[Work to be completed] Show all lines of the listing that hold the word "Marina".

[Records for this task]
+++++

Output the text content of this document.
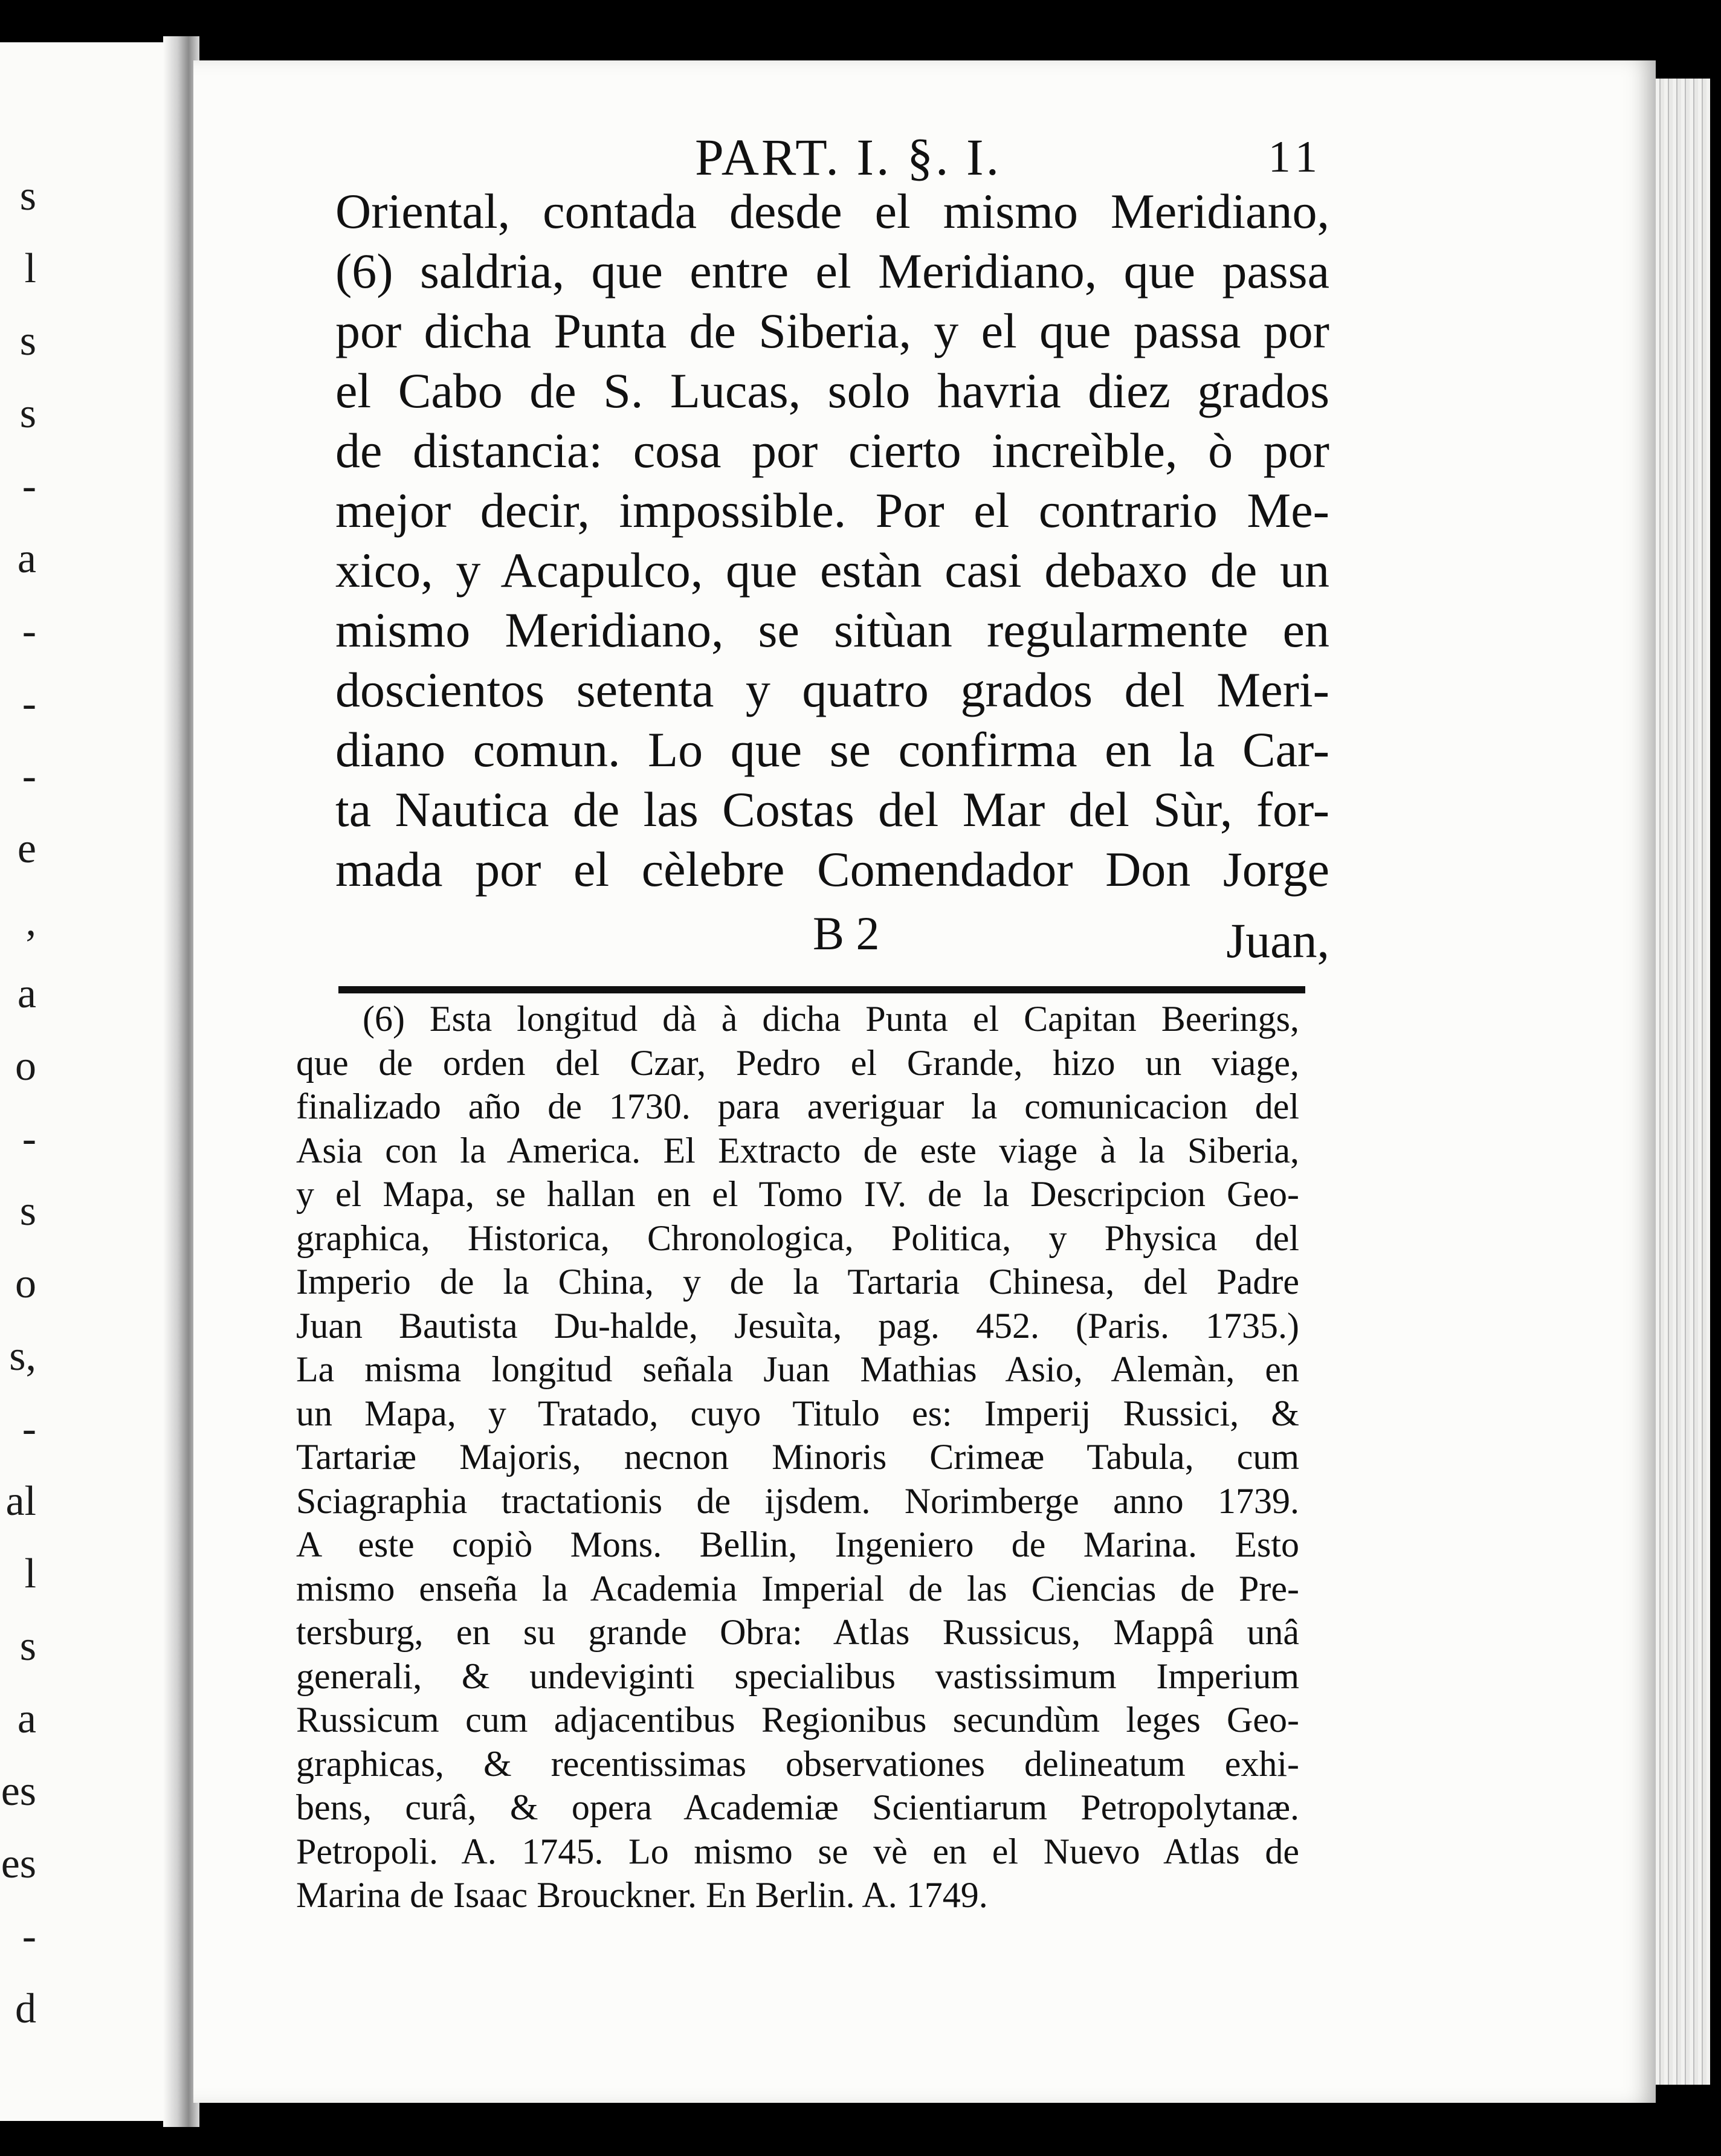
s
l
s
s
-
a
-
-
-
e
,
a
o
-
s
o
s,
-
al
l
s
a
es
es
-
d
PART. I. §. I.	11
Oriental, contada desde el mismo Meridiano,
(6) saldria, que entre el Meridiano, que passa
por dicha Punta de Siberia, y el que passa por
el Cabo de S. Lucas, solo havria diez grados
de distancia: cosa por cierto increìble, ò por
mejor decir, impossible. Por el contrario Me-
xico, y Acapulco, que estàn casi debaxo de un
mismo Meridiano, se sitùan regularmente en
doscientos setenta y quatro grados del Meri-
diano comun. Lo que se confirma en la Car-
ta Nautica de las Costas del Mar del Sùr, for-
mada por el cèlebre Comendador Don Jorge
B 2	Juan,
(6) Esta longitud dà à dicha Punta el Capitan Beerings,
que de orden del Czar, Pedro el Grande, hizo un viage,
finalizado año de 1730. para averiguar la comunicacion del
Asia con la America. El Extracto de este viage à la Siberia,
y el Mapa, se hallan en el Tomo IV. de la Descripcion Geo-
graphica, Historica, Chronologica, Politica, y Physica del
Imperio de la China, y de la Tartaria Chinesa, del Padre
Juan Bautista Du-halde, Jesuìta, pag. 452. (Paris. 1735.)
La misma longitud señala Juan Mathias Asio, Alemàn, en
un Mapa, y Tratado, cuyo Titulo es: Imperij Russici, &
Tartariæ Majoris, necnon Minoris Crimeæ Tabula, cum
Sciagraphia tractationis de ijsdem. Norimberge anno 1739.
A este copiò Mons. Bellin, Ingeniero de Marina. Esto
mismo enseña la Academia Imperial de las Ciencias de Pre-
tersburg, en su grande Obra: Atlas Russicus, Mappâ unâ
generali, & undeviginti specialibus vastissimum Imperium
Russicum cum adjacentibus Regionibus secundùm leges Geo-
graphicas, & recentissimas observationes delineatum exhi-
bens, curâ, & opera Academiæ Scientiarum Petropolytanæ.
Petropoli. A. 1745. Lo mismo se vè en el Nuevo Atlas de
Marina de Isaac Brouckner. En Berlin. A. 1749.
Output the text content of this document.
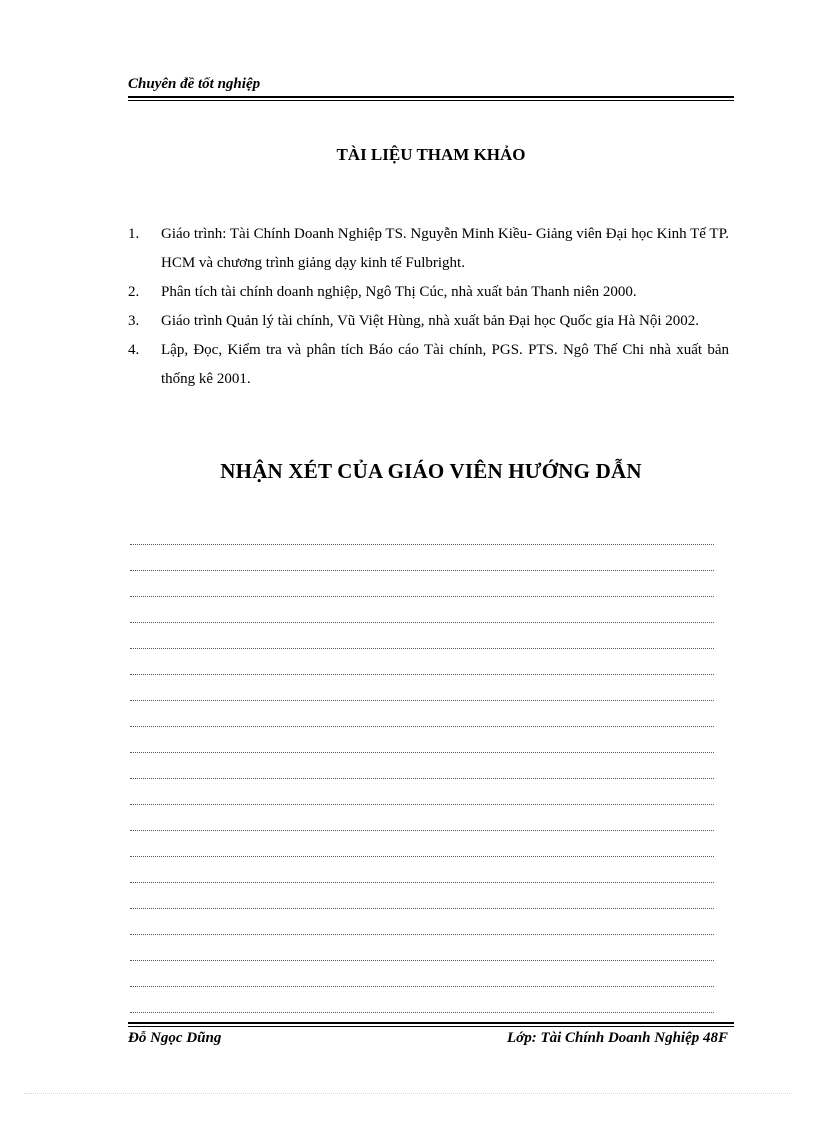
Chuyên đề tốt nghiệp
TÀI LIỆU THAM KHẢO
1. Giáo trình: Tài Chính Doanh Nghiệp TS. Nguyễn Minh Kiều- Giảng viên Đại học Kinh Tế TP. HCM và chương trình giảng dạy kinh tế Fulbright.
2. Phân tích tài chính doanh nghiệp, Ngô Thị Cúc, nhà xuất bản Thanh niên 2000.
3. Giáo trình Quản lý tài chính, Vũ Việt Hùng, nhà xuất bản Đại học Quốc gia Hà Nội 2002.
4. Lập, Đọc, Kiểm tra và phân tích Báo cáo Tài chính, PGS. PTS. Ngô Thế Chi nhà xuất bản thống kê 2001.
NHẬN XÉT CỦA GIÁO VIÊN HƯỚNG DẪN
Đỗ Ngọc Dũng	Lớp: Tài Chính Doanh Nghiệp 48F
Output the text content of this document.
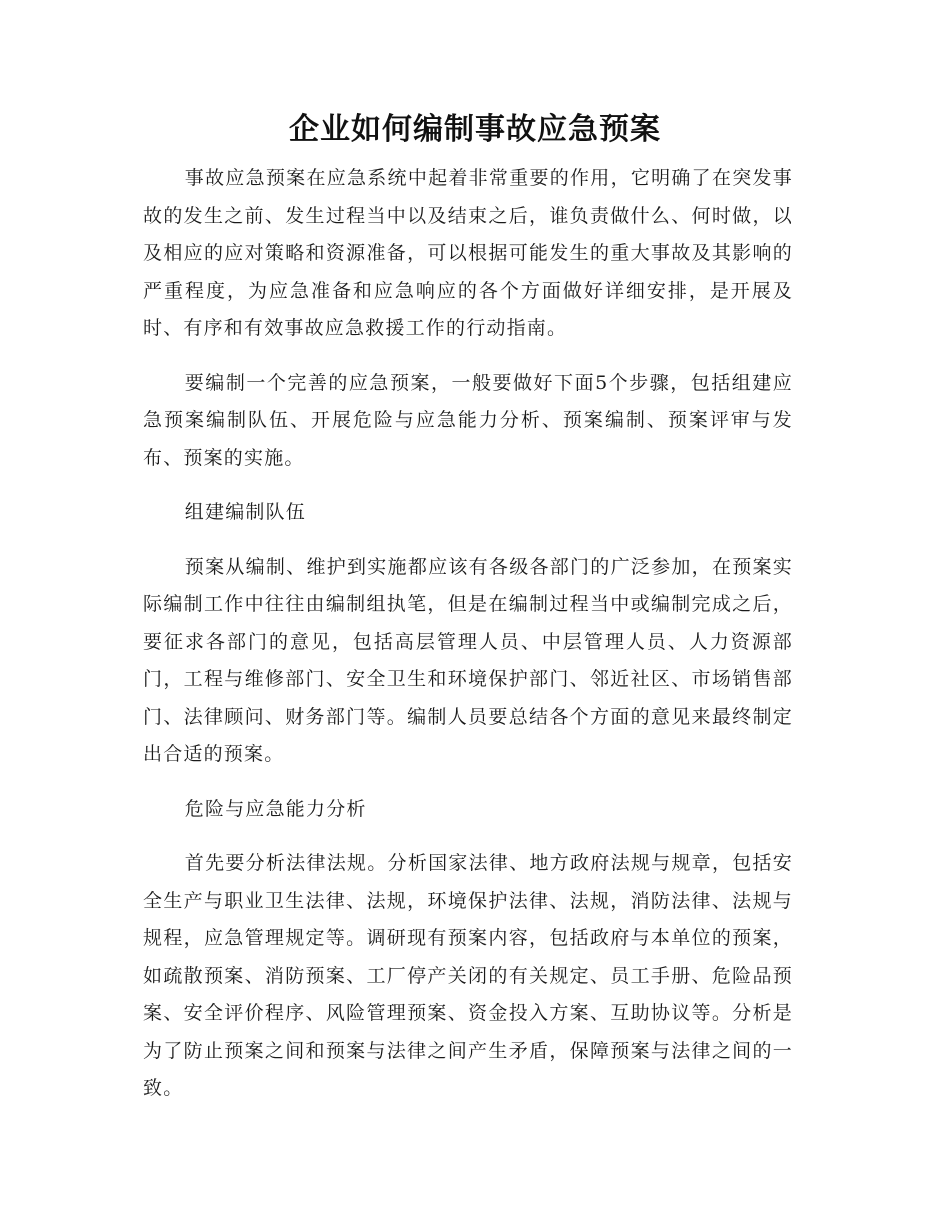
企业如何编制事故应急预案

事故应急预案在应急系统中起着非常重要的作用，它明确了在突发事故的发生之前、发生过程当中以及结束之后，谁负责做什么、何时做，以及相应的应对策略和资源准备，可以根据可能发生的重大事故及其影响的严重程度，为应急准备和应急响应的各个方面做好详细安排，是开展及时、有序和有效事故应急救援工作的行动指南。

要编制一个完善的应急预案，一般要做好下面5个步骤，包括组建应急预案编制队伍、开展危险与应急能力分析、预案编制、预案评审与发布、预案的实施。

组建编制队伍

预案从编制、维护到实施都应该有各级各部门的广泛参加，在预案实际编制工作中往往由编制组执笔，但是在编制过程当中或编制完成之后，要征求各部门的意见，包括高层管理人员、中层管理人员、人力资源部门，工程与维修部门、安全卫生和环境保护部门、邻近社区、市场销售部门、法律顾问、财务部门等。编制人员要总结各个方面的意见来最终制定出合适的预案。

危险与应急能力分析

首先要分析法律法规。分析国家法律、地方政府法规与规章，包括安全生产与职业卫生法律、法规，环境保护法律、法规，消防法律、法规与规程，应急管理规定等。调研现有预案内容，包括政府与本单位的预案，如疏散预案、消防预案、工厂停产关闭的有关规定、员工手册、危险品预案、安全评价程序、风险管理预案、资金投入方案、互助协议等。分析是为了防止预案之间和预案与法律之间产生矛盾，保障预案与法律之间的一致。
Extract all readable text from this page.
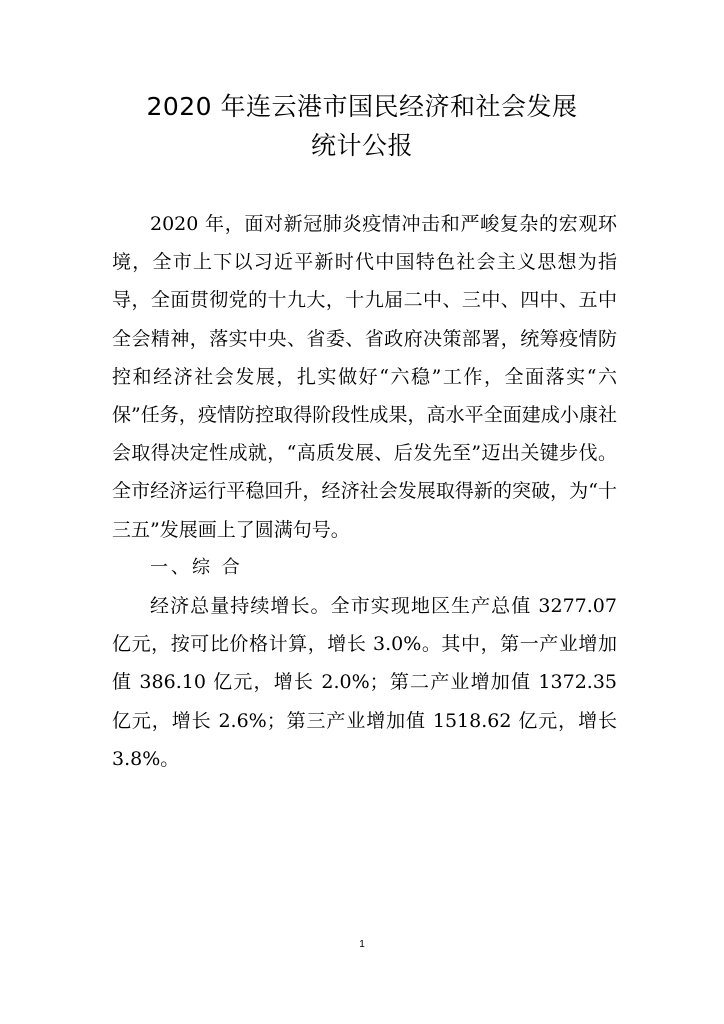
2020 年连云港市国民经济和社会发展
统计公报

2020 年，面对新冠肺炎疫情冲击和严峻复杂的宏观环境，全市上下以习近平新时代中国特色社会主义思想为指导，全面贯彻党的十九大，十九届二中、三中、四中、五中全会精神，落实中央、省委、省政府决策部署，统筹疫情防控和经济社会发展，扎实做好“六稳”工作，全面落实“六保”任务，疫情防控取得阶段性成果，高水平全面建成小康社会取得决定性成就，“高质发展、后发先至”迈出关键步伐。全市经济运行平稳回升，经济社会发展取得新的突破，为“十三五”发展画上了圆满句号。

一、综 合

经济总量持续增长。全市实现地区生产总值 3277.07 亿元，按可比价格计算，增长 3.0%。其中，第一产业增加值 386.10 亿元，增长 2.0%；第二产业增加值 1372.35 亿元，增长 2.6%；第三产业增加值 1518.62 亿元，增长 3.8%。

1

+++++

[Worked answer]
A este copiò Mons. Bellin, Ingeniero de Marina. Esto
Marina de Isaac Brouckner. En Berlin. A. 1749.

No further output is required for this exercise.